### The task
Copy out the listing below, changing every "Tokenizer" to "Text Splitter" and leaving everything else as it is. Don't include the pictures.

==== Provided data

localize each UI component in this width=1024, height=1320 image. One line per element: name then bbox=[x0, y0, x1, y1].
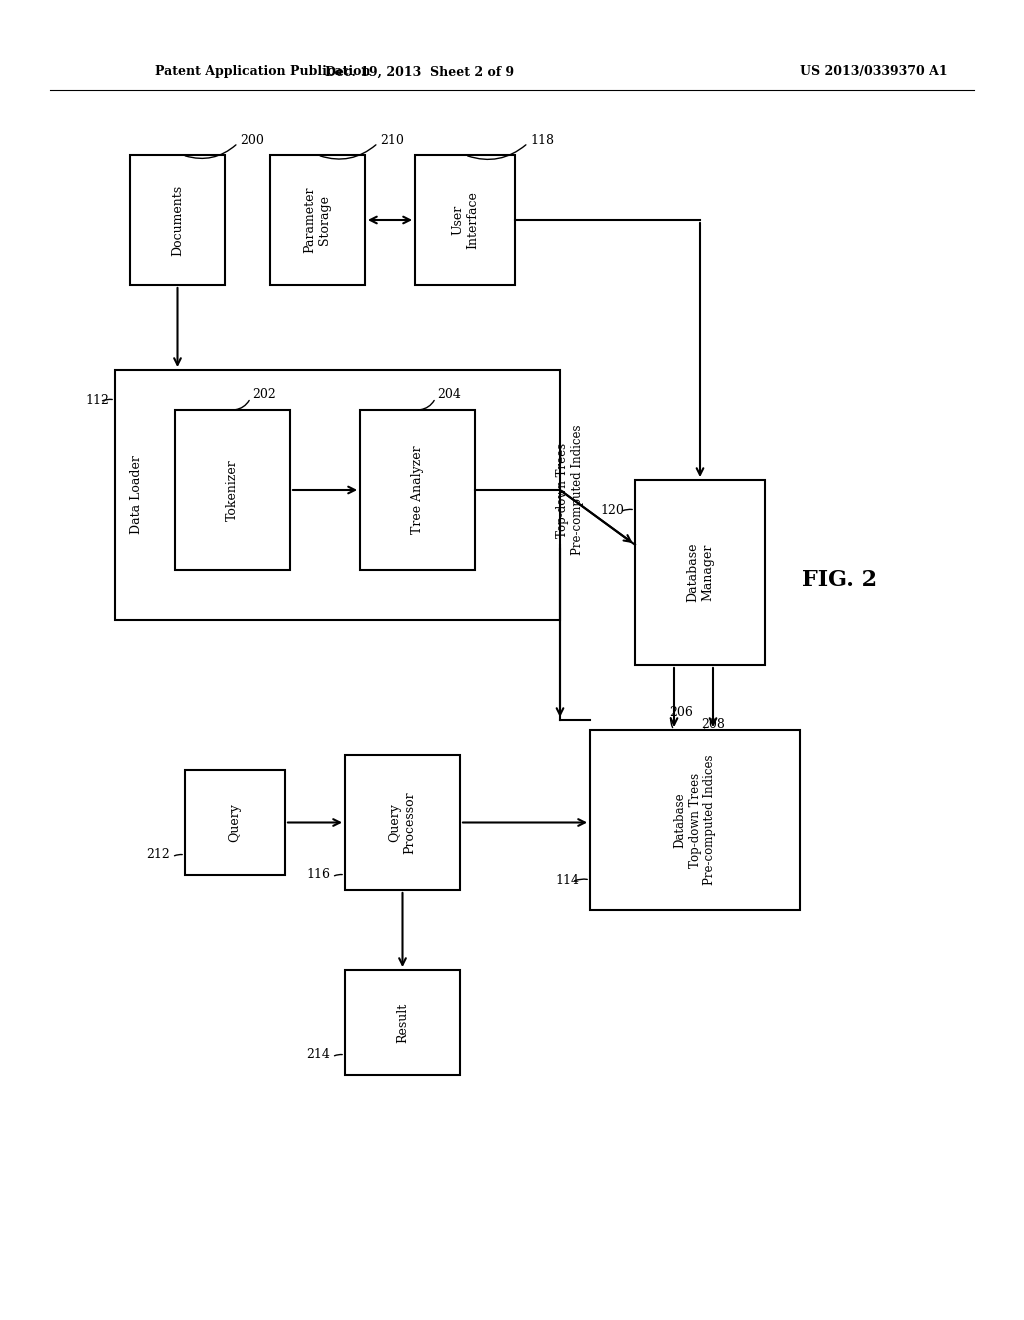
Text: 210: 210 bbox=[380, 133, 403, 147]
Text: Parameter
Storage: Parameter Storage bbox=[303, 186, 332, 253]
Text: Data Loader: Data Loader bbox=[130, 455, 143, 535]
Bar bbox=[115, 370, 560, 620]
Bar bbox=[185, 770, 285, 875]
Text: Tokenizer: Tokenizer bbox=[226, 459, 239, 521]
Text: Query: Query bbox=[228, 803, 242, 842]
Text: User
Interface: User Interface bbox=[451, 191, 479, 249]
Bar bbox=[360, 411, 475, 570]
Text: US 2013/0339370 A1: US 2013/0339370 A1 bbox=[800, 66, 947, 78]
Text: 114: 114 bbox=[555, 874, 579, 887]
Text: Database
Manager: Database Manager bbox=[686, 543, 714, 602]
Text: Database
Top-down Trees
Pre-computed Indices: Database Top-down Trees Pre-computed Ind… bbox=[674, 755, 717, 886]
Text: 208: 208 bbox=[701, 718, 725, 730]
Text: Dec. 19, 2013  Sheet 2 of 9: Dec. 19, 2013 Sheet 2 of 9 bbox=[326, 66, 515, 78]
Bar bbox=[635, 480, 765, 665]
Text: 112: 112 bbox=[85, 393, 109, 407]
Text: Result: Result bbox=[396, 1002, 409, 1043]
Text: 120: 120 bbox=[600, 503, 624, 516]
Bar bbox=[345, 970, 460, 1074]
Text: 212: 212 bbox=[146, 849, 170, 862]
Bar bbox=[590, 730, 800, 909]
Bar bbox=[270, 154, 365, 285]
Text: FIG. 2: FIG. 2 bbox=[803, 569, 878, 591]
Bar bbox=[345, 755, 460, 890]
Text: Query
Processor: Query Processor bbox=[388, 791, 417, 854]
Bar bbox=[175, 411, 290, 570]
Text: 214: 214 bbox=[306, 1048, 330, 1061]
Text: Patent Application Publication: Patent Application Publication bbox=[155, 66, 371, 78]
Text: Documents: Documents bbox=[171, 185, 184, 256]
Text: 204: 204 bbox=[437, 388, 462, 401]
Text: 202: 202 bbox=[253, 388, 276, 401]
Bar bbox=[130, 154, 225, 285]
Text: 200: 200 bbox=[240, 133, 264, 147]
Text: Top-down Trees
Pre-computed Indices: Top-down Trees Pre-computed Indices bbox=[556, 425, 584, 556]
Text: 116: 116 bbox=[306, 869, 330, 882]
Text: Tree Analyzer: Tree Analyzer bbox=[411, 446, 424, 535]
Bar bbox=[415, 154, 515, 285]
Text: 206: 206 bbox=[669, 705, 693, 718]
Text: 118: 118 bbox=[530, 133, 554, 147]
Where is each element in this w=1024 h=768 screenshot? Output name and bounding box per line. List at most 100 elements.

========

### Answer to this task
localize each UI component in this width=1024, height=1320 image. One line per element: name then bbox=[x0, y0, x1, y1].
Text: 210: 210 bbox=[380, 133, 403, 147]
Text: Parameter
Storage: Parameter Storage bbox=[303, 186, 332, 253]
Text: Data Loader: Data Loader bbox=[130, 455, 143, 535]
Bar bbox=[115, 370, 560, 620]
Bar bbox=[185, 770, 285, 875]
Text: Text Splitter: Text Splitter bbox=[226, 459, 239, 521]
Text: Query: Query bbox=[228, 803, 242, 842]
Text: User
Interface: User Interface bbox=[451, 191, 479, 249]
Bar bbox=[360, 411, 475, 570]
Text: US 2013/0339370 A1: US 2013/0339370 A1 bbox=[800, 66, 947, 78]
Text: 114: 114 bbox=[555, 874, 579, 887]
Text: Database
Manager: Database Manager bbox=[686, 543, 714, 602]
Text: Database
Top-down Trees
Pre-computed Indices: Database Top-down Trees Pre-computed Ind… bbox=[674, 755, 717, 886]
Text: 208: 208 bbox=[701, 718, 725, 730]
Text: Dec. 19, 2013  Sheet 2 of 9: Dec. 19, 2013 Sheet 2 of 9 bbox=[326, 66, 515, 78]
Bar bbox=[635, 480, 765, 665]
Text: 112: 112 bbox=[85, 393, 109, 407]
Text: Result: Result bbox=[396, 1002, 409, 1043]
Text: 120: 120 bbox=[600, 503, 624, 516]
Bar bbox=[345, 970, 460, 1074]
Text: 212: 212 bbox=[146, 849, 170, 862]
Bar bbox=[590, 730, 800, 909]
Bar bbox=[270, 154, 365, 285]
Text: FIG. 2: FIG. 2 bbox=[803, 569, 878, 591]
Bar bbox=[345, 755, 460, 890]
Text: Query
Processor: Query Processor bbox=[388, 791, 417, 854]
Bar bbox=[175, 411, 290, 570]
Text: 214: 214 bbox=[306, 1048, 330, 1061]
Text: Patent Application Publication: Patent Application Publication bbox=[155, 66, 371, 78]
Text: Documents: Documents bbox=[171, 185, 184, 256]
Text: 204: 204 bbox=[437, 388, 462, 401]
Text: 202: 202 bbox=[253, 388, 276, 401]
Bar bbox=[130, 154, 225, 285]
Text: 200: 200 bbox=[240, 133, 264, 147]
Text: Top-down Trees
Pre-computed Indices: Top-down Trees Pre-computed Indices bbox=[556, 425, 584, 556]
Text: 116: 116 bbox=[306, 869, 330, 882]
Text: Tree Analyzer: Tree Analyzer bbox=[411, 446, 424, 535]
Bar bbox=[415, 154, 515, 285]
Text: 206: 206 bbox=[669, 705, 693, 718]
Text: 118: 118 bbox=[530, 133, 554, 147]
Where is each element in this w=1024 h=768 screenshot? Output name and bounding box per line. List at most 100 elements.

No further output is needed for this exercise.